>> BEGIN DATA SHOWN
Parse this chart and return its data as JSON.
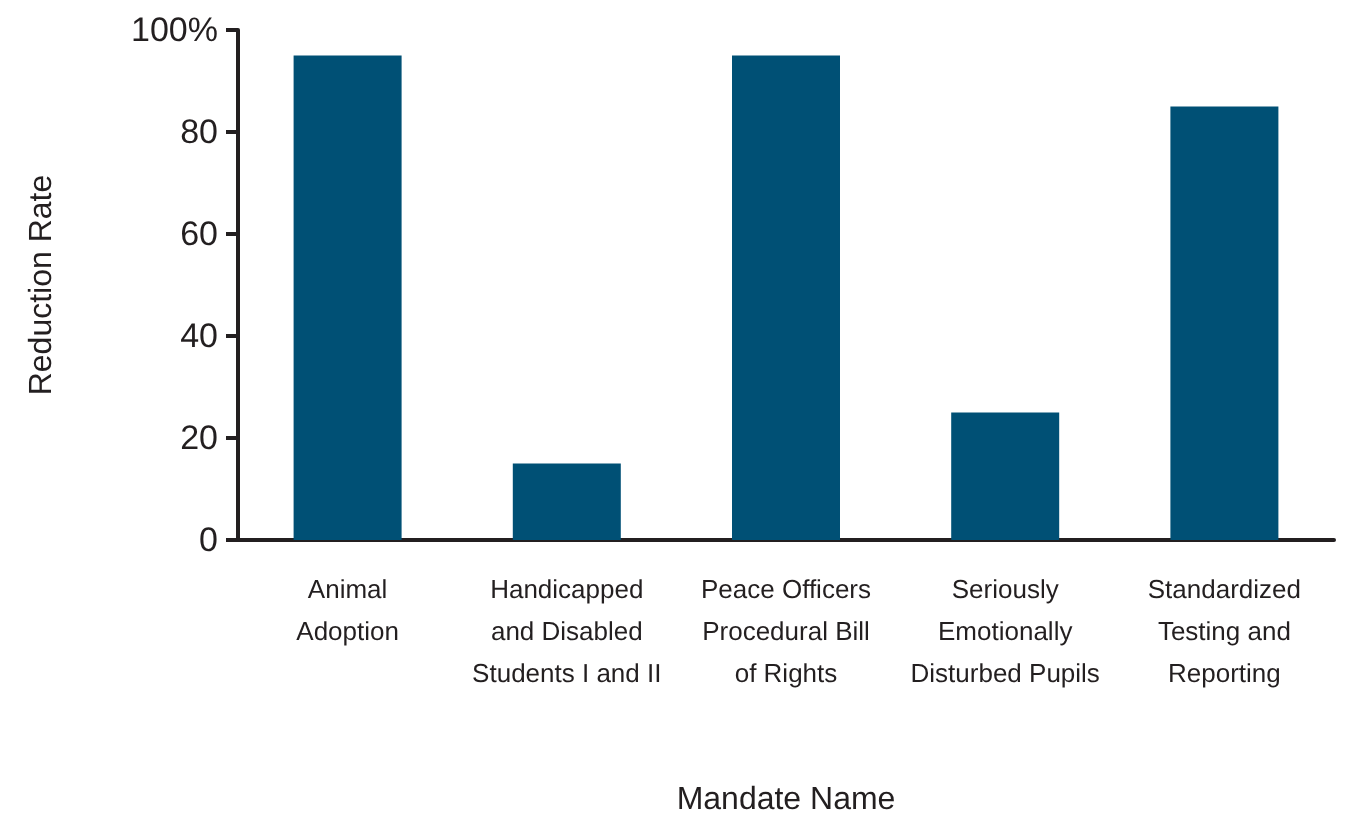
{
  "chart_data": {
    "type": "bar",
    "xlabel": "Mandate Name",
    "ylabel": "Reduction Rate",
    "categories": [
      "Animal\nAdoption",
      "Handicapped\nand Disabled\nStudents I and II",
      "Peace Officers\nProcedural Bill\nof Rights",
      "Seriously\nEmotionally\nDisturbed Pupils",
      "Standardized\nTesting and\nReporting"
    ],
    "values": [
      95,
      15,
      95,
      25,
      85
    ],
    "color": "#005075",
    "ylim": [
      0,
      100
    ],
    "yticks": [
      0,
      20,
      40,
      60,
      80,
      {
        "value": 100,
        "label": "100%"
      }
    ]
  }
}
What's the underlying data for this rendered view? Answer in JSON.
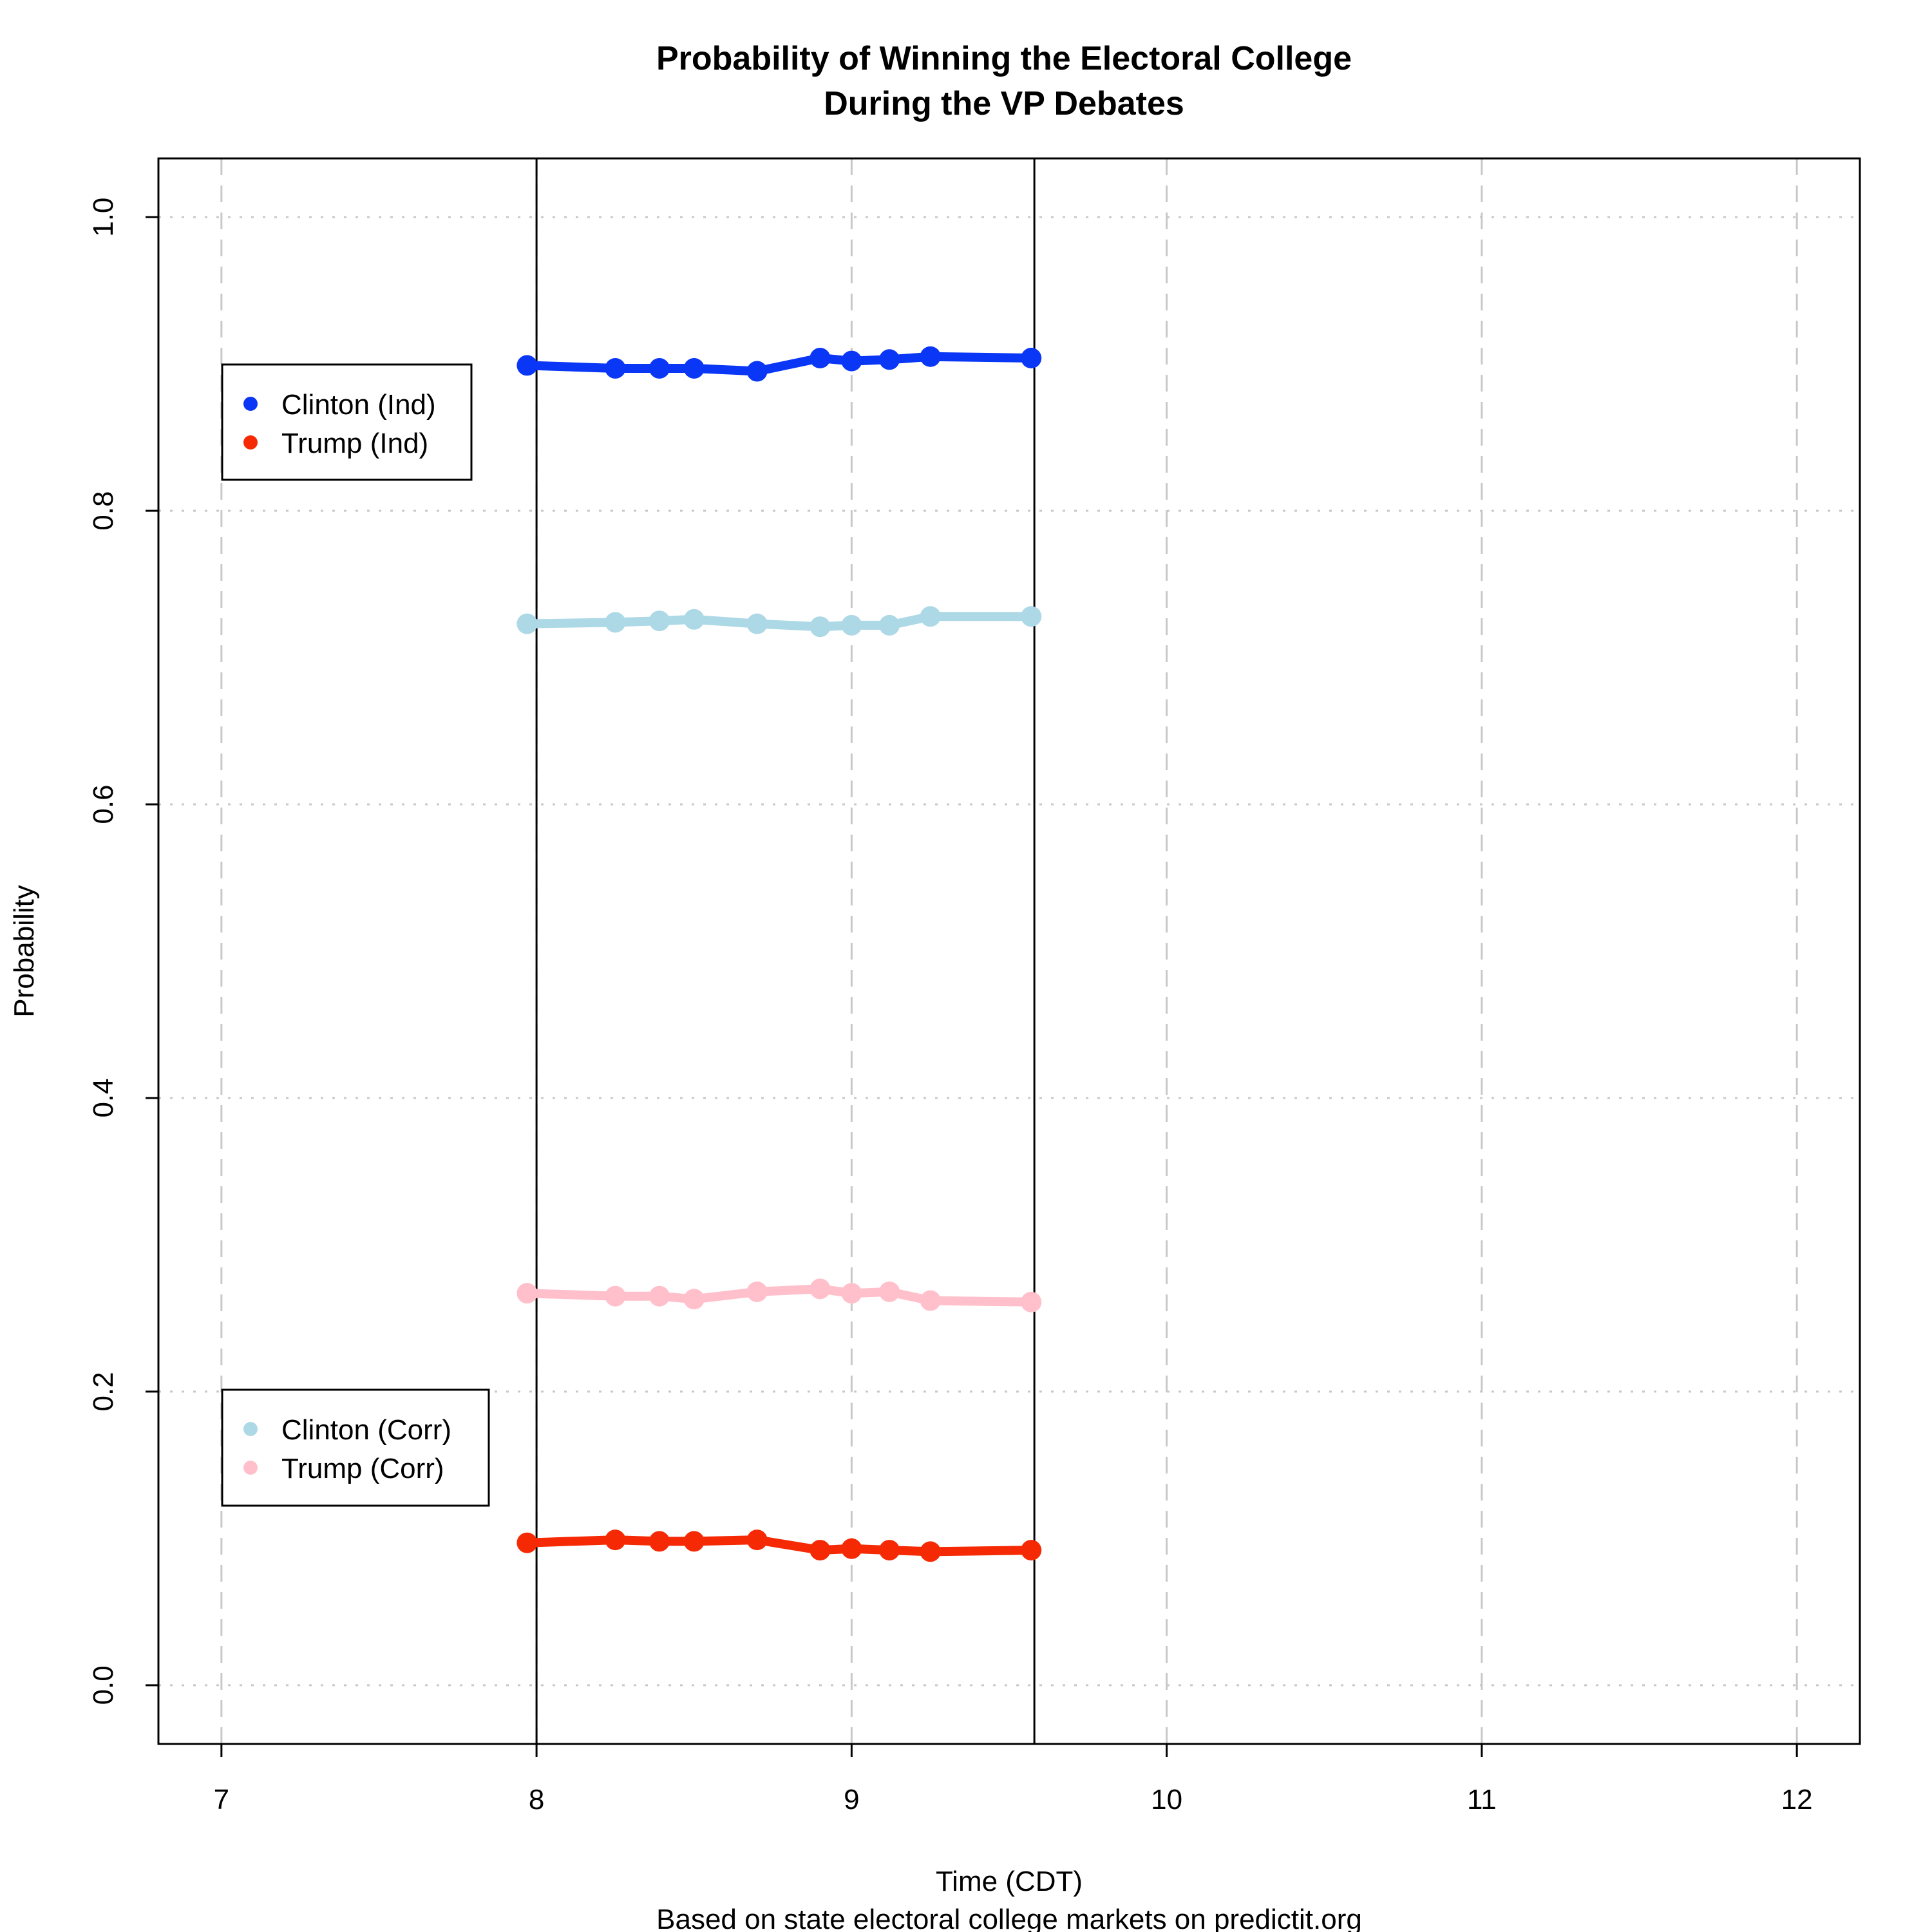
>> END DATA SHOWN
Repeat the listing above exactly, with no pictures.

Parse this chart and return its data as JSON.
{
  "chart_data": {
    "type": "bar",
    "xlabel": "Mandate Name",
    "ylabel": "Reduction Rate",
    "categories": [
      "Animal\nAdoption",
      "Handicapped\nand Disabled\nStudents I and II",
      "Peace Officers\nProcedural Bill\nof Rights",
      "Seriously\nEmotionally\nDisturbed Pupils",
      "Standardized\nTesting and\nReporting"
    ],
    "values": [
      95,
      15,
      95,
      25,
      85
    ],
    "color": "#005075",
    "ylim": [
      0,
      100
    ],
    "yticks": [
      0,
      20,
      40,
      60,
      80,
      {
        "value": 100,
        "label": "100%"
      }
    ]
  }
}
What's the underlying data for this rendered view? Answer in JSON.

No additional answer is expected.